- **What the task requires**: Collect all the lines that mention the word "Median".

[Some records]
________________

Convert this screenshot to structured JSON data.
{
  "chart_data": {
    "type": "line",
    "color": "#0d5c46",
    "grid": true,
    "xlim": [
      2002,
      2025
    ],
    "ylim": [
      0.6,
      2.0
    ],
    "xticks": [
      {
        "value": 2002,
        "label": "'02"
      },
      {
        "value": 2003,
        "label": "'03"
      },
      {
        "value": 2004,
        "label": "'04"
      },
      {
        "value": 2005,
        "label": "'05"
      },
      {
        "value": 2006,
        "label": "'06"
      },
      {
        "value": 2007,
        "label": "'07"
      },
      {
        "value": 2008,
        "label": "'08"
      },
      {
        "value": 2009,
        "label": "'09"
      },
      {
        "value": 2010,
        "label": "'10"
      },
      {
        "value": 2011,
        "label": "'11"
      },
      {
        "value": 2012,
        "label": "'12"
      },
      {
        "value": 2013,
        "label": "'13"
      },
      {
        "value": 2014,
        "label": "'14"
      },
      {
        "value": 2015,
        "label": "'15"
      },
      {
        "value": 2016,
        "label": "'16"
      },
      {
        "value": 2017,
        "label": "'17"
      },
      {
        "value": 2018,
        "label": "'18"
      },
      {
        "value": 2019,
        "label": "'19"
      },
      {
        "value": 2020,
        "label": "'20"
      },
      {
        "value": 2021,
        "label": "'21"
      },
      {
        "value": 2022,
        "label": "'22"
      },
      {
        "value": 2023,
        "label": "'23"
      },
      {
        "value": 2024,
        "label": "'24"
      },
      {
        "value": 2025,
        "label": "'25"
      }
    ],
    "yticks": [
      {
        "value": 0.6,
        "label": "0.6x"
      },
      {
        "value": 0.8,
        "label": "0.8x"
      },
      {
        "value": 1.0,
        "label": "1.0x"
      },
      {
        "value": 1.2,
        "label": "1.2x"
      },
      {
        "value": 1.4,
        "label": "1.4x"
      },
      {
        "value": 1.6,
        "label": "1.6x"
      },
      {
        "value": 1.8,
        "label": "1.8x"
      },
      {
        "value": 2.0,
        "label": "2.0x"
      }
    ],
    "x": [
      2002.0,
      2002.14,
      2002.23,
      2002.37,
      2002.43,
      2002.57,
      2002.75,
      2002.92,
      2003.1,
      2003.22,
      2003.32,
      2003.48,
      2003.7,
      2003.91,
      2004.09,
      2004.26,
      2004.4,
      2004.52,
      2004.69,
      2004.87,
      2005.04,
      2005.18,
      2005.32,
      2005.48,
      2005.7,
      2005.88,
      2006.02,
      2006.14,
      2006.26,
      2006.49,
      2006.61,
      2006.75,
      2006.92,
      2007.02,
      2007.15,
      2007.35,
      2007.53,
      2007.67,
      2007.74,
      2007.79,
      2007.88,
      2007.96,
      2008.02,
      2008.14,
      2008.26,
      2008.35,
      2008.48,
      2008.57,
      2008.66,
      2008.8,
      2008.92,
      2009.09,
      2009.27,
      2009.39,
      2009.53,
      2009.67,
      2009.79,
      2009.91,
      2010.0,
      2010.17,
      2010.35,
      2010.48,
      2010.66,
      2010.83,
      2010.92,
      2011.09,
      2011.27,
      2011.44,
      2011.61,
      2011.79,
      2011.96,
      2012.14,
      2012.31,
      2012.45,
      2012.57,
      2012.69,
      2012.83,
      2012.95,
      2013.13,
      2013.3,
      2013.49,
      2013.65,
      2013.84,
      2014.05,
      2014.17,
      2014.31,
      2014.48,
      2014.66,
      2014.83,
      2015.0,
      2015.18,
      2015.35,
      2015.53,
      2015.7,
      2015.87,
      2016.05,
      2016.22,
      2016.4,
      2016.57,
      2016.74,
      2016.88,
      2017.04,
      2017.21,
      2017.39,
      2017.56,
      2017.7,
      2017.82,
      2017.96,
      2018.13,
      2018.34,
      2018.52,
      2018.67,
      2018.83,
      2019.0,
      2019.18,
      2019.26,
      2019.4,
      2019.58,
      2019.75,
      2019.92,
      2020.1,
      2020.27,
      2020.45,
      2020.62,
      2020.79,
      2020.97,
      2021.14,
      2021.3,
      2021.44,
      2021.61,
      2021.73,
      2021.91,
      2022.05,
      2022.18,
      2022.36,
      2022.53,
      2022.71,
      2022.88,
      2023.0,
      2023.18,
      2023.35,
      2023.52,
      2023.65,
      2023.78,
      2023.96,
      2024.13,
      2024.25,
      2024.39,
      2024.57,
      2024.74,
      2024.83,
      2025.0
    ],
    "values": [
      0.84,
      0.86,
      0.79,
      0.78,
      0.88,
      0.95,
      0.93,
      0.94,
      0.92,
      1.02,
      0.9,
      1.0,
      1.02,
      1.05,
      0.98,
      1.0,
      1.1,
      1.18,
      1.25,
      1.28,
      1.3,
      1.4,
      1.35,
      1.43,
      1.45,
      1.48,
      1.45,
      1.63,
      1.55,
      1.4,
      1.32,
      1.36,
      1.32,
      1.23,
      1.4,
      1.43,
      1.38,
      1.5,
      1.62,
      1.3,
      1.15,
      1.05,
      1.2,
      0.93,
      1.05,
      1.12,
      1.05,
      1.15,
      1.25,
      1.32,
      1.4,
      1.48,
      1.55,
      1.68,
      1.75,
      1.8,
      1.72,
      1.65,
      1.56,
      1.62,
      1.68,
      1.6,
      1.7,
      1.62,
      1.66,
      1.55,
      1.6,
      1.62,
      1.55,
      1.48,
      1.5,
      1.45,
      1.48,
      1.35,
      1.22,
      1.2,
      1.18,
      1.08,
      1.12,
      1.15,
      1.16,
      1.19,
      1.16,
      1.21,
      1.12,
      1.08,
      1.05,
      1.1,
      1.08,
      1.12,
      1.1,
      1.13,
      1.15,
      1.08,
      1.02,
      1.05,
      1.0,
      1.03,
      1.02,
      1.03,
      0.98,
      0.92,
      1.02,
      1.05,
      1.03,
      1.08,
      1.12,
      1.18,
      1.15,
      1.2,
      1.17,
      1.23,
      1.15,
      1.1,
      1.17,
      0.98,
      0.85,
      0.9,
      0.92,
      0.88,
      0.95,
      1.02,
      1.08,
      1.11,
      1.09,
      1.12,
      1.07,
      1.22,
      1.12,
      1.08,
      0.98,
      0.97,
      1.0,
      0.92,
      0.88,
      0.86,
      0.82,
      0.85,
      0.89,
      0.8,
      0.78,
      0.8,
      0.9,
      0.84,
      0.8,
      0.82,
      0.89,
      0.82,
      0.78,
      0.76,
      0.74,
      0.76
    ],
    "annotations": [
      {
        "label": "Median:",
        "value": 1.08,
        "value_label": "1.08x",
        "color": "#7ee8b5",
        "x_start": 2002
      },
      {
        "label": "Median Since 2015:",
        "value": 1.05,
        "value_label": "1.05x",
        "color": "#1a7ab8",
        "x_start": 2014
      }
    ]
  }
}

________________

- **Output below**:
        "label": "Median:",
        "label": "Median Since 2015:",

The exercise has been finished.